[Start]

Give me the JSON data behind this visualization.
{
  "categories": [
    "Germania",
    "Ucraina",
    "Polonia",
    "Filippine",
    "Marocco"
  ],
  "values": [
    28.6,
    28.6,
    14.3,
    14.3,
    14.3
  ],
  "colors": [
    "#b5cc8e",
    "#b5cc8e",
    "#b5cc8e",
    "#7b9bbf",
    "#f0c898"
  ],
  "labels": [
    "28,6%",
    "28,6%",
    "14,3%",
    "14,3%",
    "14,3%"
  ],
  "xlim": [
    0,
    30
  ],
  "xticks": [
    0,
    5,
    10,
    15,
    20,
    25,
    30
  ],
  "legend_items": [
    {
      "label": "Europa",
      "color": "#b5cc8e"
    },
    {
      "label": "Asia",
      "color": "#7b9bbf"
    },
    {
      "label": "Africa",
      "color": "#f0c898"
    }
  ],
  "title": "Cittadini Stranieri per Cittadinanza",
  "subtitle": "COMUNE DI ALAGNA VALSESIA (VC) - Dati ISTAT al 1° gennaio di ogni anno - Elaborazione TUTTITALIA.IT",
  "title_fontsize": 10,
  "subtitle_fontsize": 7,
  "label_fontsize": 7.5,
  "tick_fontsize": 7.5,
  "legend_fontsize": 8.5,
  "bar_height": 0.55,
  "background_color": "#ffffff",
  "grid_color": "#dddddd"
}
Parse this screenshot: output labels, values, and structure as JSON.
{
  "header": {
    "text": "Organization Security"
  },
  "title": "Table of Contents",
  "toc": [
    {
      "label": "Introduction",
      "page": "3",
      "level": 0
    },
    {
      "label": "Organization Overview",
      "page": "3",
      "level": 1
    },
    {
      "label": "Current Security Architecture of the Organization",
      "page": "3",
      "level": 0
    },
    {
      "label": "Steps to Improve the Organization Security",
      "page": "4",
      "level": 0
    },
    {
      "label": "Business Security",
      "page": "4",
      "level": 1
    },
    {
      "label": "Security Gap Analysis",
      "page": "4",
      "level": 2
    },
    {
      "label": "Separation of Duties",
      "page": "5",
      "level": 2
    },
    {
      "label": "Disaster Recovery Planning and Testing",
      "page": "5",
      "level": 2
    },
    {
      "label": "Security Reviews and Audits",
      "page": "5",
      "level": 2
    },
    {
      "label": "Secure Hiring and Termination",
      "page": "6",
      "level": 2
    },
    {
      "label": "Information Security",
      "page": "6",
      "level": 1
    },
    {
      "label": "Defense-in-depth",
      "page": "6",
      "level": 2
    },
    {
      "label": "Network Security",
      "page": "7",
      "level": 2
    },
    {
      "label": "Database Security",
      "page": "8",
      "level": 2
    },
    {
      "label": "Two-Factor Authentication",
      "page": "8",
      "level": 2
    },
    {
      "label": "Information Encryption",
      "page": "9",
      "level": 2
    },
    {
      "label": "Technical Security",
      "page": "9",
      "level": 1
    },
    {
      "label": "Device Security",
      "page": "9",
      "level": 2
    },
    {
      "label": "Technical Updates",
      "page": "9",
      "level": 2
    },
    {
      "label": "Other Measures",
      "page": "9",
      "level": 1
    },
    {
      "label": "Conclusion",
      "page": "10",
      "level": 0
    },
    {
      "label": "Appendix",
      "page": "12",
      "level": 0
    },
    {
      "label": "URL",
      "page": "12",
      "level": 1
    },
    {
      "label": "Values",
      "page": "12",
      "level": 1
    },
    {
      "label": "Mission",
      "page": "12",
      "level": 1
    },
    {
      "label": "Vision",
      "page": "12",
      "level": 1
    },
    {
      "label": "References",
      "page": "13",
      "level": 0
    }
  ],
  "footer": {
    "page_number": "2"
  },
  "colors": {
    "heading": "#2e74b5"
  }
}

[End]

Recopy the whole listing exactly.

- **WRITTEN RESPONSE**
Give me the JSON data behind this visualization.
{
  "categories": [
    "Germania",
    "Ucraina",
    "Polonia",
    "Filippine",
    "Marocco"
  ],
  "values": [
    28.6,
    28.6,
    14.3,
    14.3,
    14.3
  ],
  "colors": [
    "#b5cc8e",
    "#b5cc8e",
    "#b5cc8e",
    "#7b9bbf",
    "#f0c898"
  ],
  "labels": [
    "28,6%",
    "28,6%",
    "14,3%",
    "14,3%",
    "14,3%"
  ],
  "xlim": [
    0,
    30
  ],
  "xticks": [
    0,
    5,
    10,
    15,
    20,
    25,
    30
  ],
  "legend_items": [
    {
      "label": "Europa",
      "color": "#b5cc8e"
    },
    {
      "label": "Asia",
      "color": "#7b9bbf"
    },
    {
      "label": "Africa",
      "color": "#f0c898"
    }
  ],
  "title": "Cittadini Stranieri per Cittadinanza",
  "subtitle": "COMUNE DI ALAGNA VALSESIA (VC) - Dati ISTAT al 1° gennaio di ogni anno - Elaborazione TUTTITALIA.IT",
  "title_fontsize": 10,
  "subtitle_fontsize": 7,
  "label_fontsize": 7.5,
  "tick_fontsize": 7.5,
  "legend_fontsize": 8.5,
  "bar_height": 0.55,
  "background_color": "#ffffff",
  "grid_color": "#dddddd"
}
Parse this screenshot: output labels, values, and structure as JSON.
{
  "header": {
    "text": "Organization Security"
  },
  "title": "Table of Contents",
  "toc": [
    {
      "label": "Introduction",
      "page": "3",
      "level": 0
    },
    {
      "label": "Organization Overview",
      "page": "3",
      "level": 1
    },
    {
      "label": "Current Security Architecture of the Organization",
      "page": "3",
      "level": 0
    },
    {
      "label": "Steps to Improve the Organization Security",
      "page": "4",
      "level": 0
    },
    {
      "label": "Business Security",
      "page": "4",
      "level": 1
    },
    {
      "label": "Security Gap Analysis",
      "page": "4",
      "level": 2
    },
    {
      "label": "Separation of Duties",
      "page": "5",
      "level": 2
    },
    {
      "label": "Disaster Recovery Planning and Testing",
      "page": "5",
      "level": 2
    },
    {
      "label": "Security Reviews and Audits",
      "page": "5",
      "level": 2
    },
    {
      "label": "Secure Hiring and Termination",
      "page": "6",
      "level": 2
    },
    {
      "label": "Information Security",
      "page": "6",
      "level": 1
    },
    {
      "label": "Defense-in-depth",
      "page": "6",
      "level": 2
    },
    {
      "label": "Network Security",
      "page": "7",
      "level": 2
    },
    {
      "label": "Database Security",
      "page": "8",
      "level": 2
    },
    {
      "label": "Two-Factor Authentication",
      "page": "8",
      "level": 2
    },
    {
      "label": "Information Encryption",
      "page": "9",
      "level": 2
    },
    {
      "label": "Technical Security",
      "page": "9",
      "level": 1
    },
    {
      "label": "Device Security",
      "page": "9",
      "level": 2
    },
    {
      "label": "Technical Updates",
      "page": "9",
      "level": 2
    },
    {
      "label": "Other Measures",
      "page": "9",
      "level": 1
    },
    {
      "label": "Conclusion",
      "page": "10",
      "level": 0
    },
    {
      "label": "Appendix",
      "page": "12",
      "level": 0
    },
    {
      "label": "URL",
      "page": "12",
      "level": 1
    },
    {
      "label": "Values",
      "page": "12",
      "level": 1
    },
    {
      "label": "Mission",
      "page": "12",
      "level": 1
    },
    {
      "label": "Vision",
      "page": "12",
      "level": 1
    },
    {
      "label": "References",
      "page": "13",
      "level": 0
    }
  ],
  "footer": {
    "page_number": "2"
  },
  "colors": {
    "heading": "#2e74b5"
  }
}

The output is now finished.